**Consigne A**
Relevez tous les noms de personnes présents dans le texte sur la loi de 1973, y compris ceux de la légende photo et du nom de la loi.
**Consigne B**
D'après le texte sur la loi de 1973, quels sont le numéro et la date exacte de cette loi ?
**Consigne C**
Poursuivez le texte sur la loi de 1973 à partir de sa dernière phrase.

----- Texte étudié -----

2 idées reçues sur la fameuse loi de 1973

Georges Pompidou (CC, Bundesarchiv/Egon Steiger)

L’idée selon laquelle nos dirigeants auraient, au moyen de la loi Pompidou-Giscard, « vendus les intérêts de la France aux marché financiers » est une fumisterie.

Par Guillaume Nicoulaud

Georges Pompidou (CC, Bundesarchiv/Egon Steiger)
Georges Pompidou (CC, Bundesarchiv/Egon Steiger)

Lors d’un épisode précédent, j’évoquais le prodigieux pouvoir de nuisance de l’idée selon laquelle la loi n°73-7 du 3 janvier 1973 serait à l’origine de notre dette publique. Un certain nombre de lecteurs m’ont reproché de ne pas expliquer pourquoi. Ce n’était pas directement le sujet du papier mais la question est légitime : je vais donc essayer de vous résumer ça en aussi peu de mots que possible.

La théorie de ceux qui dénoncent cette loi peut se résumer comme suit : « avant, l’État se finançait gratuitement auprès de la Banque de France mais la loi de 1973, en interdisant cette pratique, l’a obligé à avoir recours aux marchés financiers. »

----- Extraits du corpus -----

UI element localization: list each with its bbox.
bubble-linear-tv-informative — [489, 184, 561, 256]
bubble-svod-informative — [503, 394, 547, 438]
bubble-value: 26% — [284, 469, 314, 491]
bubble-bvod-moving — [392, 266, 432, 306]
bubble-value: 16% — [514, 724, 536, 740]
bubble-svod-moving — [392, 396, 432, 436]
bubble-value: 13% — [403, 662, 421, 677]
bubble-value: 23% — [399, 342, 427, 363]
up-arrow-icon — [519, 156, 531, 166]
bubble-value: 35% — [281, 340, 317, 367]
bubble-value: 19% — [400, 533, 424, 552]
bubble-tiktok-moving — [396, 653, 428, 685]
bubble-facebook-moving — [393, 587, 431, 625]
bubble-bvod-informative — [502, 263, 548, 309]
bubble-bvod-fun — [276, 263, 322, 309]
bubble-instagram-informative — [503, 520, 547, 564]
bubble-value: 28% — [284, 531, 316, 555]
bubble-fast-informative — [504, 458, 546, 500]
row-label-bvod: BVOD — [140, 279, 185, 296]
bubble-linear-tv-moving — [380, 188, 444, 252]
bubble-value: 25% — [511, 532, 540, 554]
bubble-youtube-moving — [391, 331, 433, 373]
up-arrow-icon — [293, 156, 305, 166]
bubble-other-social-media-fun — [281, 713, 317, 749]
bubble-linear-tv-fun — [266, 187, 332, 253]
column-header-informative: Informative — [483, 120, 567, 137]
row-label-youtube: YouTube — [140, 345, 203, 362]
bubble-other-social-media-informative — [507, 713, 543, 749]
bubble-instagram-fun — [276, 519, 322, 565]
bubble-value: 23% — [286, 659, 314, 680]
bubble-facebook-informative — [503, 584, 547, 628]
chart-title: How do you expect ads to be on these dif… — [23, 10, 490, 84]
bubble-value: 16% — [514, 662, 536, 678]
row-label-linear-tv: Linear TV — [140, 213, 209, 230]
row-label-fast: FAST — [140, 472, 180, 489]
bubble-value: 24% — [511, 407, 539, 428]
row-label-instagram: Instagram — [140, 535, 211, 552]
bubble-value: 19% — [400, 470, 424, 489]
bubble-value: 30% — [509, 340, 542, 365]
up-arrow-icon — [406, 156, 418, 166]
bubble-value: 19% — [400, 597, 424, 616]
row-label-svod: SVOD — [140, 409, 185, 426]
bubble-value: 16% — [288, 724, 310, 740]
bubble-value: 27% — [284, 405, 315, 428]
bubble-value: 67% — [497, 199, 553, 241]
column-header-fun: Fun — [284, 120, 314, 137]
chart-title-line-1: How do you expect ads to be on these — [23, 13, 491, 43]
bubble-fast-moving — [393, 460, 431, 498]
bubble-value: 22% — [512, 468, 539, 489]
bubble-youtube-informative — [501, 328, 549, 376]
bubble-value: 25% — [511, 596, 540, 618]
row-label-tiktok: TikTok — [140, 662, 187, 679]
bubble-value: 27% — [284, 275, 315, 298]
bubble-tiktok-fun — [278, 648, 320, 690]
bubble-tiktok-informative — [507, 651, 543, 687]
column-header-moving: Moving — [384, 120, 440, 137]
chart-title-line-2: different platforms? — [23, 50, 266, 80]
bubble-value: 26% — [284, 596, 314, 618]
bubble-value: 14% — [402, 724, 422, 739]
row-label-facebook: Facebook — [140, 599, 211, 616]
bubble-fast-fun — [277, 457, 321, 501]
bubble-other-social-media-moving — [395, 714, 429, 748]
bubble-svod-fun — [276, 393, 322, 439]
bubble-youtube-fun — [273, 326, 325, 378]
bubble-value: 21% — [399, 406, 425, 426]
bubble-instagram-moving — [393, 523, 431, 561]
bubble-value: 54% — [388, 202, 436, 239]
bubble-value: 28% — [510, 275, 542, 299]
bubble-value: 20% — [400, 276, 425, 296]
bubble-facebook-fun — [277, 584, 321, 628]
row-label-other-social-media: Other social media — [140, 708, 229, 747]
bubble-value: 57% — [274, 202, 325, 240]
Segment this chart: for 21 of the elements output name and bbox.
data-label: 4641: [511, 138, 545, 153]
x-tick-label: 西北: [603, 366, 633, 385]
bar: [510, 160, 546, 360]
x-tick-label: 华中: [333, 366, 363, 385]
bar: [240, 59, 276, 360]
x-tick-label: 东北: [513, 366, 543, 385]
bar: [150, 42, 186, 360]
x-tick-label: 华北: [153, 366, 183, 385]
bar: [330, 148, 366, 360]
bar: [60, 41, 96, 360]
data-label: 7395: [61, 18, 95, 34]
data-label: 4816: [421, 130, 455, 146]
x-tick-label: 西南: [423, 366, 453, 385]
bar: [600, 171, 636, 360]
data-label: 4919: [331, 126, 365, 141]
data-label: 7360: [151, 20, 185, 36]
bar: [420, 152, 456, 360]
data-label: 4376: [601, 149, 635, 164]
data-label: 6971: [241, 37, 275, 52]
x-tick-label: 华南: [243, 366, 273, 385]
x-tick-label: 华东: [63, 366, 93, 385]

-----

**Réponse A**
Georges Pompidou
Egon Steiger
Giscard
Guillaume Nicoulaud

**Réponse B**
Il s'agit de la loi n°73-7 du 3 janvier 1973.

**Réponse C**
En deux points :

1 — L’État avait bel et bien une dette financière avant 1973 et la Banque de France n’en finançait qu’une partie – dont la moitié seulement était effectivement gratuite. Durant les années 1950, les concours de la banque centrale au Trésor représentaient environ 28% de la dette ; avec le retour de Charles de Gaulle et la création du nouveau franc, ce chiffre chutera à 16% en moyenne de 1960 à 1973. C’est donc le général, qui avait fait de la lutte contre l’inflation l’un de ces principaux chevaux de bataille, qui va cadrer les relations du Trésor avec la Banque de France, forçant ainsi le premier à avoir de plus en plus recours aux marchés financiers.

2 — Par ailleurs, la loi de 1973 n’interdit absolument pas à l’État de s’endetter auprès de sa banque centrale. Elle ne fait qu’imposer de la transparence dans les relations entre la Banque de France et le Trésor et, partant, donner au parlement le moyen de plafonner les avances de la première au second. En 1973, ce plafond est fixé à 20,5 milliards de francs : c’est nettement plus que ce que qui avait cours avant que la loi ne soit votée. Si l’inflation des années 1970 va rapidement rendre ce seuil contraignant pour le Trésor (qui demandera plusieurs fois à ce qu’il soit relevé), l’interdiction formelle ne viendra qu’avec le traité de Maastricht en 1993.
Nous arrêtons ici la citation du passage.